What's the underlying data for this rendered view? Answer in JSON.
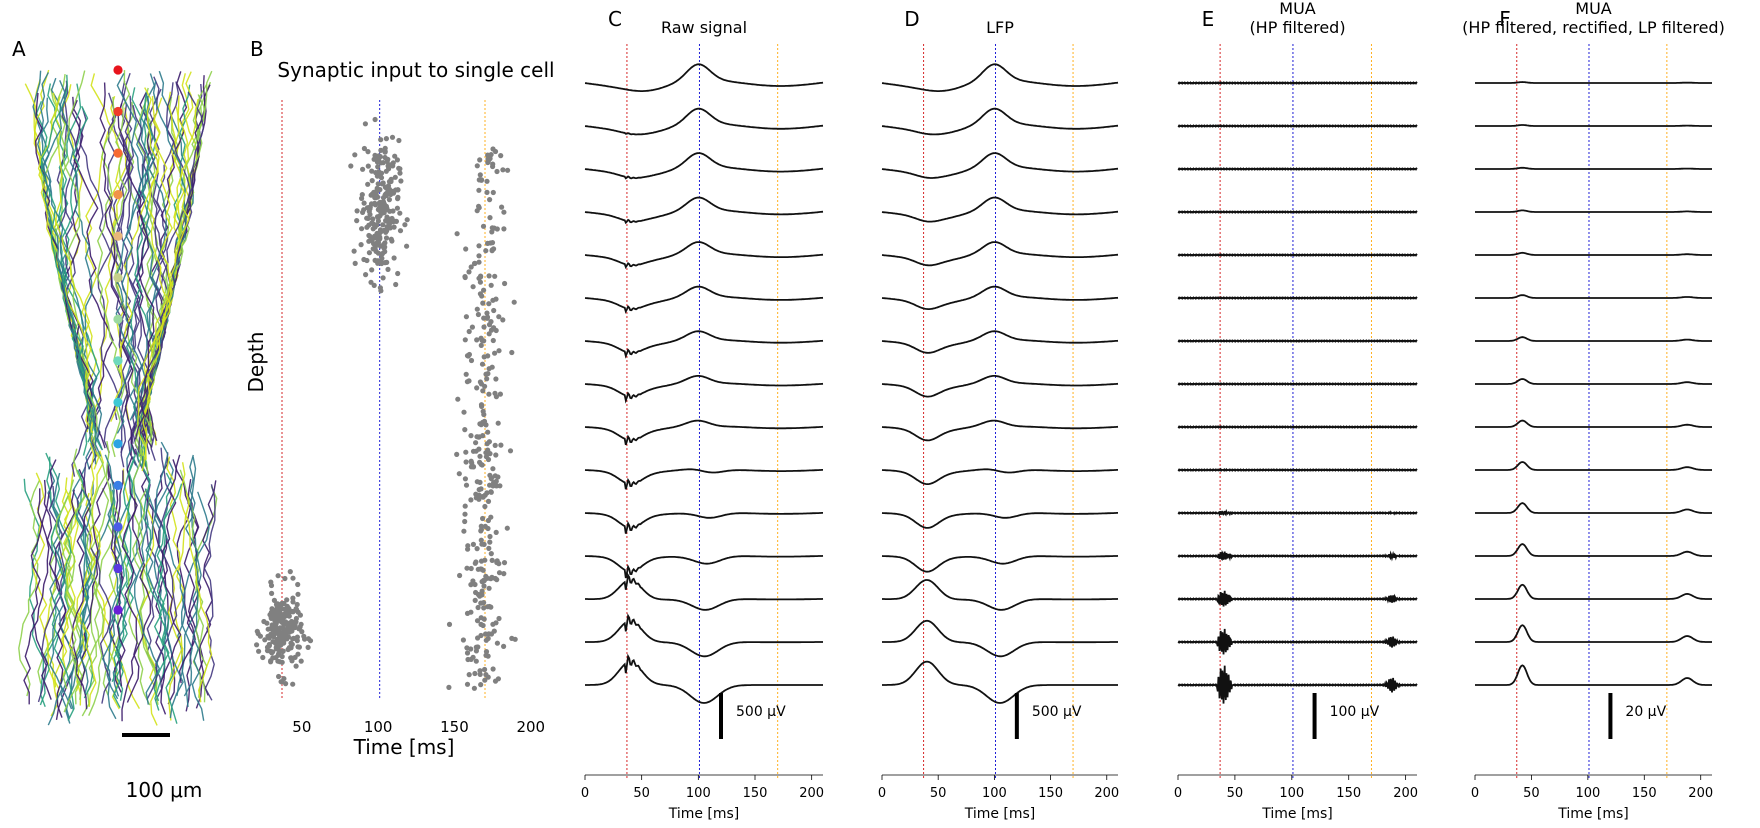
{
  "chart_data": [
    {
      "panel_label": "A",
      "type": "other",
      "scalebar_label": "100 μm",
      "n_electrodes": 14,
      "electrode_colors": [
        "#e8141c",
        "#f03c2a",
        "#f76a32",
        "#f0934a",
        "#e8b77a",
        "#c7d08a",
        "#9bd9a0",
        "#6ed9bd",
        "#3ec8d4",
        "#2ba4e3",
        "#3a7fe6",
        "#4b5ce8",
        "#5a38e0",
        "#6a1fd6"
      ],
      "fiber_colors": [
        "#3b1b6a",
        "#2c7a8c",
        "#28a07f",
        "#8fd04c",
        "#d3e21b",
        "#43377f"
      ]
    },
    {
      "panel_label": "B",
      "type": "scatter",
      "title": "Synaptic input to single cell",
      "xlabel": "Time [ms]",
      "ylabel": "Depth",
      "xticks": [
        50,
        100,
        150,
        200
      ],
      "xlim": [
        0,
        210
      ],
      "ylim": [
        0,
        1
      ],
      "vlines": [
        {
          "x": 37,
          "color": "#d62728"
        },
        {
          "x": 101,
          "color": "#1f1fd6"
        },
        {
          "x": 170,
          "color": "#ffb020"
        }
      ],
      "point_color": "#808080",
      "clusters": [
        {
          "x_center": 37,
          "x_spread": 9,
          "depth_center": 0.1,
          "depth_spread": 0.06,
          "n": 220
        },
        {
          "x_center": 101,
          "x_spread": 9,
          "depth_center": 0.83,
          "depth_spread": 0.1,
          "n": 240
        },
        {
          "x_center": 170,
          "x_spread": 10,
          "depth_min": 0.0,
          "depth_max": 0.94,
          "n": 330
        }
      ]
    },
    {
      "panel_label": "C",
      "type": "line",
      "title": "Raw signal",
      "xlabel": "Time [ms]",
      "xticks": [
        0,
        50,
        100,
        150,
        200
      ],
      "xlim": [
        0,
        210
      ],
      "scalebar": "500 μV",
      "traces": 15,
      "vlines": [
        37,
        101,
        170
      ]
    },
    {
      "panel_label": "D",
      "type": "line",
      "title": "LFP",
      "xlabel": "Time [ms]",
      "xticks": [
        0,
        50,
        100,
        150,
        200
      ],
      "xlim": [
        0,
        210
      ],
      "scalebar": "500 μV",
      "traces": 15,
      "vlines": [
        37,
        101,
        170
      ]
    },
    {
      "panel_label": "E",
      "type": "line",
      "title": "MUA",
      "subtitle": "(HP filtered)",
      "xlabel": "Time [ms]",
      "xticks": [
        0,
        50,
        100,
        150,
        200
      ],
      "xlim": [
        0,
        210
      ],
      "scalebar": "100 μV",
      "traces": 15,
      "vlines": [
        37,
        101,
        170
      ]
    },
    {
      "panel_label": "F",
      "type": "line",
      "title": "MUA",
      "subtitle": "(HP filtered, rectified, LP filtered)",
      "xlabel": "Time [ms]",
      "xticks": [
        0,
        50,
        100,
        150,
        200
      ],
      "xlim": [
        0,
        210
      ],
      "scalebar": "20 μV",
      "traces": 15,
      "vlines": [
        37,
        101,
        170
      ]
    }
  ]
}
------------------------------------------------------------
• WHAT YOU NEED TO DO: Make an exact copy of all the material, but keep the pictures out of it.

• EXERCISE ANSWER:
What's the underlying data for this rendered view? Answer in JSON.
{
  "chart_data": [
    {
      "panel_label": "A",
      "type": "other",
      "scalebar_label": "100 μm",
      "n_electrodes": 14,
      "electrode_colors": [
        "#e8141c",
        "#f03c2a",
        "#f76a32",
        "#f0934a",
        "#e8b77a",
        "#c7d08a",
        "#9bd9a0",
        "#6ed9bd",
        "#3ec8d4",
        "#2ba4e3",
        "#3a7fe6",
        "#4b5ce8",
        "#5a38e0",
        "#6a1fd6"
      ],
      "fiber_colors": [
        "#3b1b6a",
        "#2c7a8c",
        "#28a07f",
        "#8fd04c",
        "#d3e21b",
        "#43377f"
      ]
    },
    {
      "panel_label": "B",
      "type": "scatter",
      "title": "Synaptic input to single cell",
      "xlabel": "Time [ms]",
      "ylabel": "Depth",
      "xticks": [
        50,
        100,
        150,
        200
      ],
      "xlim": [
        0,
        210
      ],
      "ylim": [
        0,
        1
      ],
      "vlines": [
        {
          "x": 37,
          "color": "#d62728"
        },
        {
          "x": 101,
          "color": "#1f1fd6"
        },
        {
          "x": 170,
          "color": "#ffb020"
        }
      ],
      "point_color": "#808080",
      "clusters": [
        {
          "x_center": 37,
          "x_spread": 9,
          "depth_center": 0.1,
          "depth_spread": 0.06,
          "n": 220
        },
        {
          "x_center": 101,
          "x_spread": 9,
          "depth_center": 0.83,
          "depth_spread": 0.1,
          "n": 240
        },
        {
          "x_center": 170,
          "x_spread": 10,
          "depth_min": 0.0,
          "depth_max": 0.94,
          "n": 330
        }
      ]
    },
    {
      "panel_label": "C",
      "type": "line",
      "title": "Raw signal",
      "xlabel": "Time [ms]",
      "xticks": [
        0,
        50,
        100,
        150,
        200
      ],
      "xlim": [
        0,
        210
      ],
      "scalebar": "500 μV",
      "traces": 15,
      "vlines": [
        37,
        101,
        170
      ]
    },
    {
      "panel_label": "D",
      "type": "line",
      "title": "LFP",
      "xlabel": "Time [ms]",
      "xticks": [
        0,
        50,
        100,
        150,
        200
      ],
      "xlim": [
        0,
        210
      ],
      "scalebar": "500 μV",
      "traces": 15,
      "vlines": [
        37,
        101,
        170
      ]
    },
    {
      "panel_label": "E",
      "type": "line",
      "title": "MUA",
      "subtitle": "(HP filtered)",
      "xlabel": "Time [ms]",
      "xticks": [
        0,
        50,
        100,
        150,
        200
      ],
      "xlim": [
        0,
        210
      ],
      "scalebar": "100 μV",
      "traces": 15,
      "vlines": [
        37,
        101,
        170
      ]
    },
    {
      "panel_label": "F",
      "type": "line",
      "title": "MUA",
      "subtitle": "(HP filtered, rectified, LP filtered)",
      "xlabel": "Time [ms]",
      "xticks": [
        0,
        50,
        100,
        150,
        200
      ],
      "xlim": [
        0,
        210
      ],
      "scalebar": "20 μV",
      "traces": 15,
      "vlines": [
        37,
        101,
        170
      ]
    }
  ]
}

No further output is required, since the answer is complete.